Each entry here needs to be set down again exactly, please; pictures are left out.

---------- Records to use ----------

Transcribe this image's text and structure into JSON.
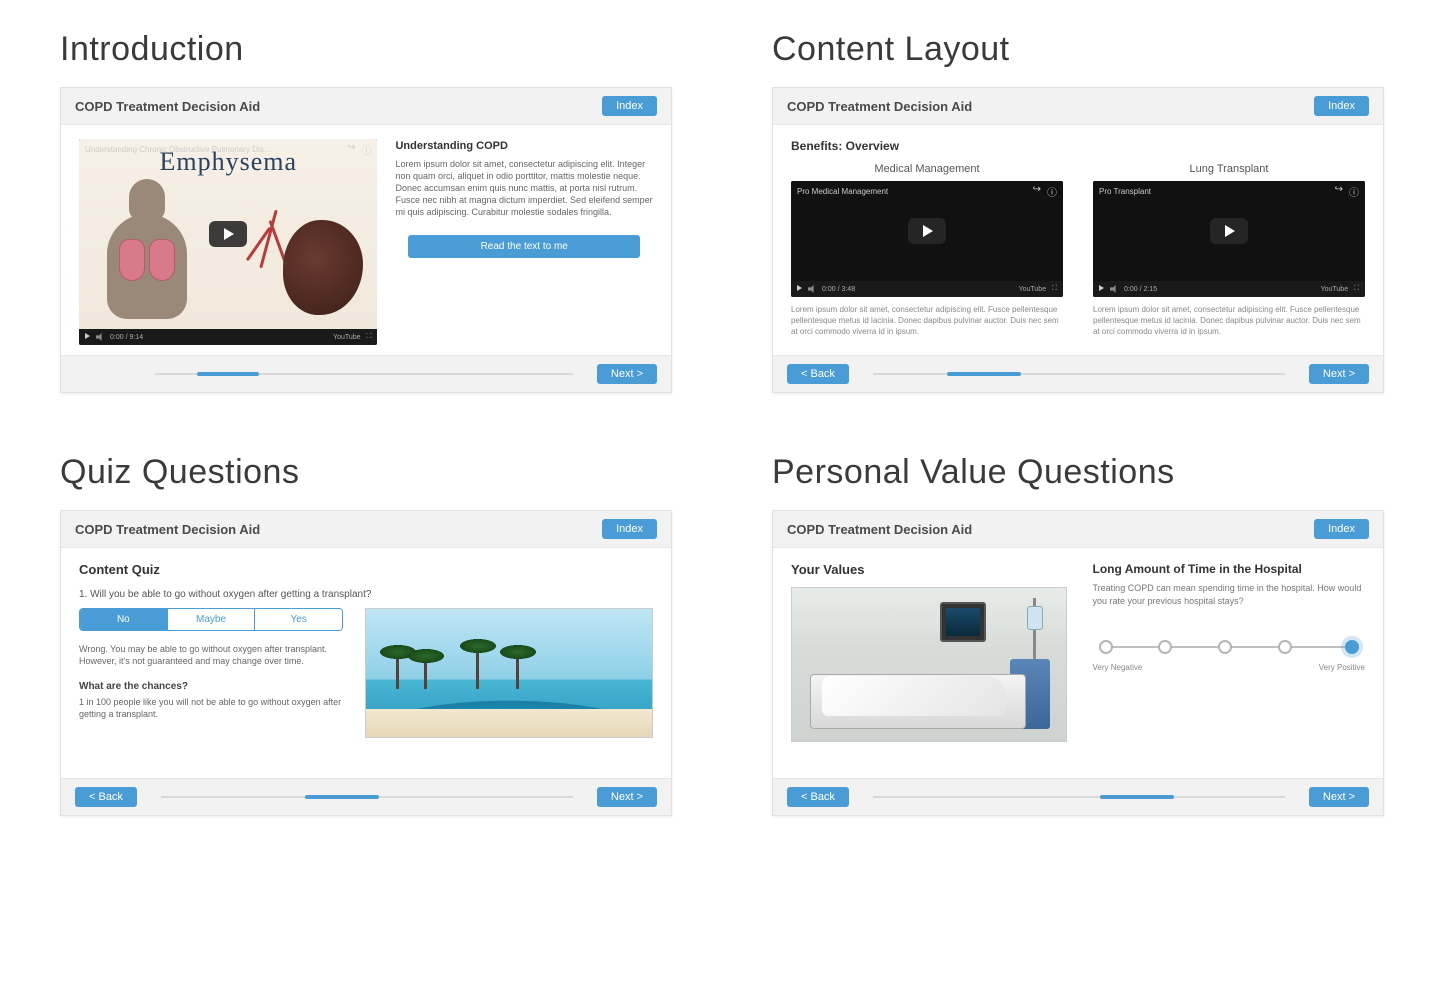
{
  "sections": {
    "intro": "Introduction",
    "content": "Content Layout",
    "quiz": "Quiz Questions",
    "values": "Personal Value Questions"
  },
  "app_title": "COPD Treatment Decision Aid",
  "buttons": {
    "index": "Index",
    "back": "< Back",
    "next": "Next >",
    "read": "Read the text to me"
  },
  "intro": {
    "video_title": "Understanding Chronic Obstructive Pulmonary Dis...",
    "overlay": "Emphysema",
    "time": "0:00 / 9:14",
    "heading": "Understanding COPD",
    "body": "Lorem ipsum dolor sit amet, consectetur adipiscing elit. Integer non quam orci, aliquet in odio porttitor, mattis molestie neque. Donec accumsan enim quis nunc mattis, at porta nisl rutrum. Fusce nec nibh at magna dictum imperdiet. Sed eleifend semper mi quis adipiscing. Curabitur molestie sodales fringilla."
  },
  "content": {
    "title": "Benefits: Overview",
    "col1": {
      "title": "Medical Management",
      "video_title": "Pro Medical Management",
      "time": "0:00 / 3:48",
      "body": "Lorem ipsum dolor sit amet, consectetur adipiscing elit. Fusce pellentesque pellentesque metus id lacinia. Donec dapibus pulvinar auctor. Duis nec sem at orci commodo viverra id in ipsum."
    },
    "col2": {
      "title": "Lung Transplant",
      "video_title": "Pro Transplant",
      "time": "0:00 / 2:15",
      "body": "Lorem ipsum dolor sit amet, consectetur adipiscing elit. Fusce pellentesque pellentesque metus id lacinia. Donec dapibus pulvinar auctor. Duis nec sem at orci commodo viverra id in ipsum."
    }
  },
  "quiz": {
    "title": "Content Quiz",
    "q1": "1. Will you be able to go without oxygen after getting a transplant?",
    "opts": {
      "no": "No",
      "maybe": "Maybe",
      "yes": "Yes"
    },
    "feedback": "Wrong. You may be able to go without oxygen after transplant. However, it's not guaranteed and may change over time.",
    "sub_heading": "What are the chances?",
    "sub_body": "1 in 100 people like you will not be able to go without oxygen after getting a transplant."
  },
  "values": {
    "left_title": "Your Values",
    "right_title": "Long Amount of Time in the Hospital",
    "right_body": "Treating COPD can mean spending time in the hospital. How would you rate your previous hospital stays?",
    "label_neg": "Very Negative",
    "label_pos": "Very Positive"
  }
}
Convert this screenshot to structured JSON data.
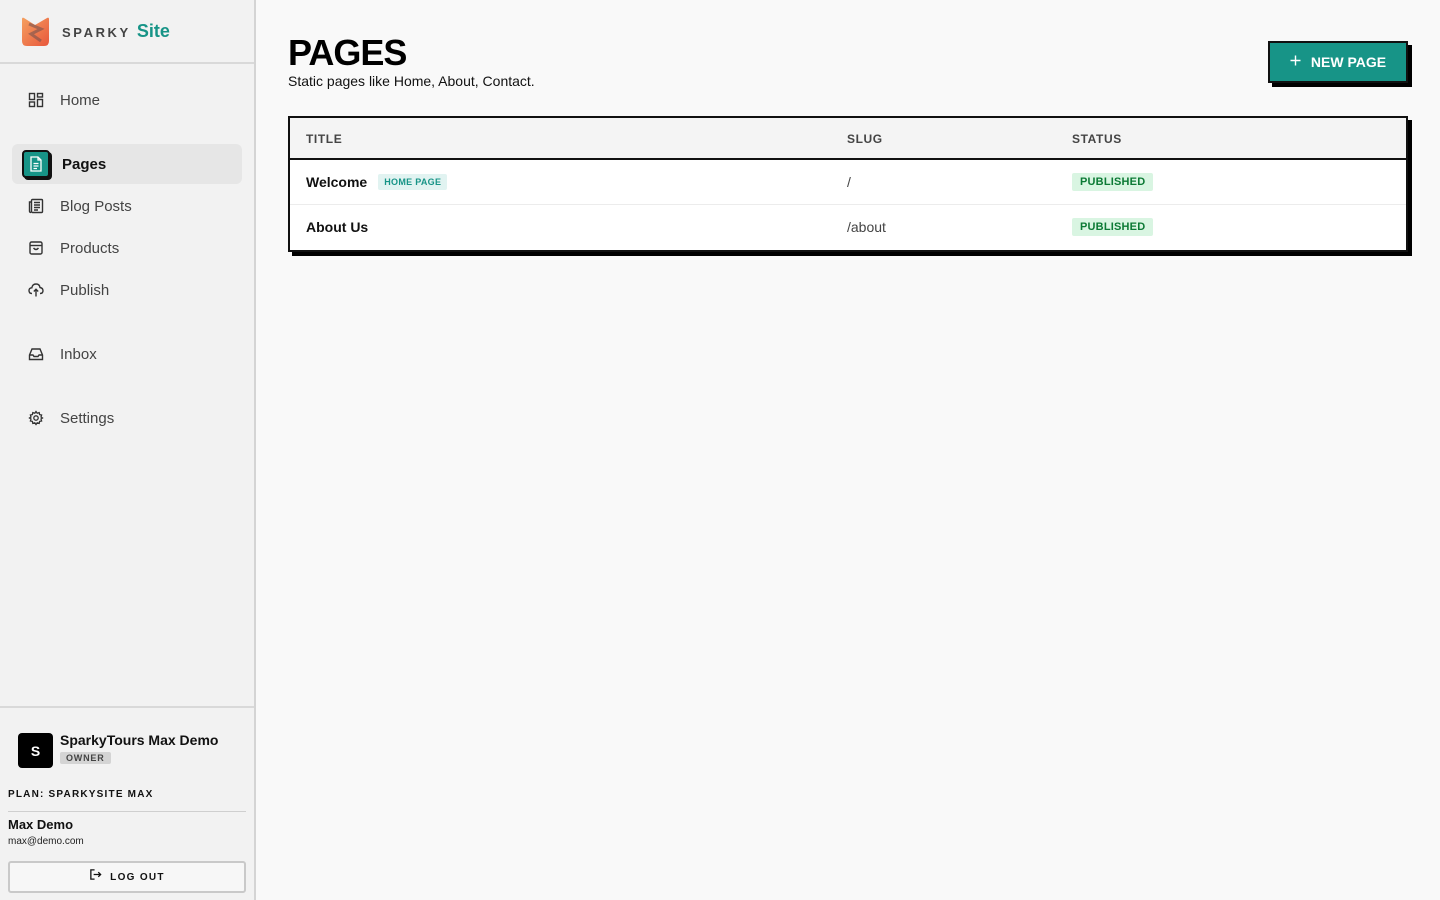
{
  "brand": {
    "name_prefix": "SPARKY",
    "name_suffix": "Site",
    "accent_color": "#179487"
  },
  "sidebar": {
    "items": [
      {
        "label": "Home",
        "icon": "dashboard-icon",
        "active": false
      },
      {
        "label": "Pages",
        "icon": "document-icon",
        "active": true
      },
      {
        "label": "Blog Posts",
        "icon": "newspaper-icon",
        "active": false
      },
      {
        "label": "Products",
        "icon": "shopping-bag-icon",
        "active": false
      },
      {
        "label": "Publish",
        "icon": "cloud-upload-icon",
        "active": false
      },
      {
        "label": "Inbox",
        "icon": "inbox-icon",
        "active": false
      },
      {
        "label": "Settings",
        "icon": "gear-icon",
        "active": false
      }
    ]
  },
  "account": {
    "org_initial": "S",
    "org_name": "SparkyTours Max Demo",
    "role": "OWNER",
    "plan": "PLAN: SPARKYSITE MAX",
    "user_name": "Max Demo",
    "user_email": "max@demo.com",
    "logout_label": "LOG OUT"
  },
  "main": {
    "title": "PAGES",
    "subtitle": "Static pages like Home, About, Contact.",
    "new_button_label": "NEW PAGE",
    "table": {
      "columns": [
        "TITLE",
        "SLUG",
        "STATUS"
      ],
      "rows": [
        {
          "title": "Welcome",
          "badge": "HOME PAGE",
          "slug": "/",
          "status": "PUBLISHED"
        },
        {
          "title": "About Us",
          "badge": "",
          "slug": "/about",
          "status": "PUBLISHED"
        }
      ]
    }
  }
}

----------

• **Finished answer**
Transcribe this image's text and structure into JSON.
{
  "sections": {
    "intro": "Introduction",
    "content": "Content Layout",
    "quiz": "Quiz Questions",
    "values": "Personal Value Questions"
  },
  "app_title": "COPD Treatment Decision Aid",
  "buttons": {
    "index": "Index",
    "back": "< Back",
    "next": "Next >",
    "read": "Read the text to me"
  },
  "intro": {
    "video_title": "Understanding Chronic Obstructive Pulmonary Dis...",
    "overlay": "Emphysema",
    "time": "0:00 / 9:14",
    "heading": "Understanding COPD",
    "body": "Lorem ipsum dolor sit amet, consectetur adipiscing elit. Integer non quam orci, aliquet in odio porttitor, mattis molestie neque. Donec accumsan enim quis nunc mattis, at porta nisl rutrum. Fusce nec nibh at magna dictum imperdiet. Sed eleifend semper mi quis adipiscing. Curabitur molestie sodales fringilla."
  },
  "content": {
    "title": "Benefits: Overview",
    "col1": {
      "title": "Medical Management",
      "video_title": "Pro Medical Management",
      "time": "0:00 / 3:48",
      "body": "Lorem ipsum dolor sit amet, consectetur adipiscing elit. Fusce pellentesque pellentesque metus id lacinia. Donec dapibus pulvinar auctor. Duis nec sem at orci commodo viverra id in ipsum."
    },
    "col2": {
      "title": "Lung Transplant",
      "video_title": "Pro Transplant",
      "time": "0:00 / 2:15",
      "body": "Lorem ipsum dolor sit amet, consectetur adipiscing elit. Fusce pellentesque pellentesque metus id lacinia. Donec dapibus pulvinar auctor. Duis nec sem at orci commodo viverra id in ipsum."
    }
  },
  "quiz": {
    "title": "Content Quiz",
    "q1": "1. Will you be able to go without oxygen after getting a transplant?",
    "opts": {
      "no": "No",
      "maybe": "Maybe",
      "yes": "Yes"
    },
    "feedback": "Wrong. You may be able to go without oxygen after transplant. However, it's not guaranteed and may change over time.",
    "sub_heading": "What are the chances?",
    "sub_body": "1 in 100 people like you will not be able to go without oxygen after getting a transplant."
  },
  "values": {
    "left_title": "Your Values",
    "right_title": "Long Amount of Time in the Hospital",
    "right_body": "Treating COPD can mean spending time in the hospital. How would you rate your previous hospital stays?",
    "label_neg": "Very Negative",
    "label_pos": "Very Positive"
  }
}
Convert this screenshot to structured JSON data.
{
  "brand": {
    "name_prefix": "SPARKY",
    "name_suffix": "Site",
    "accent_color": "#179487"
  },
  "sidebar": {
    "items": [
      {
        "label": "Home",
        "icon": "dashboard-icon",
        "active": false
      },
      {
        "label": "Pages",
        "icon": "document-icon",
        "active": true
      },
      {
        "label": "Blog Posts",
        "icon": "newspaper-icon",
        "active": false
      },
      {
        "label": "Products",
        "icon": "shopping-bag-icon",
        "active": false
      },
      {
        "label": "Publish",
        "icon": "cloud-upload-icon",
        "active": false
      },
      {
        "label": "Inbox",
        "icon": "inbox-icon",
        "active": false
      },
      {
        "label": "Settings",
        "icon": "gear-icon",
        "active": false
      }
    ]
  },
  "account": {
    "org_initial": "S",
    "org_name": "SparkyTours Max Demo",
    "role": "OWNER",
    "plan": "PLAN: SPARKYSITE MAX",
    "user_name": "Max Demo",
    "user_email": "max@demo.com",
    "logout_label": "LOG OUT"
  },
  "main": {
    "title": "PAGES",
    "subtitle": "Static pages like Home, About, Contact.",
    "new_button_label": "NEW PAGE",
    "table": {
      "columns": [
        "TITLE",
        "SLUG",
        "STATUS"
      ],
      "rows": [
        {
          "title": "Welcome",
          "badge": "HOME PAGE",
          "slug": "/",
          "status": "PUBLISHED"
        },
        {
          "title": "About Us",
          "badge": "",
          "slug": "/about",
          "status": "PUBLISHED"
        }
      ]
    }
  }
}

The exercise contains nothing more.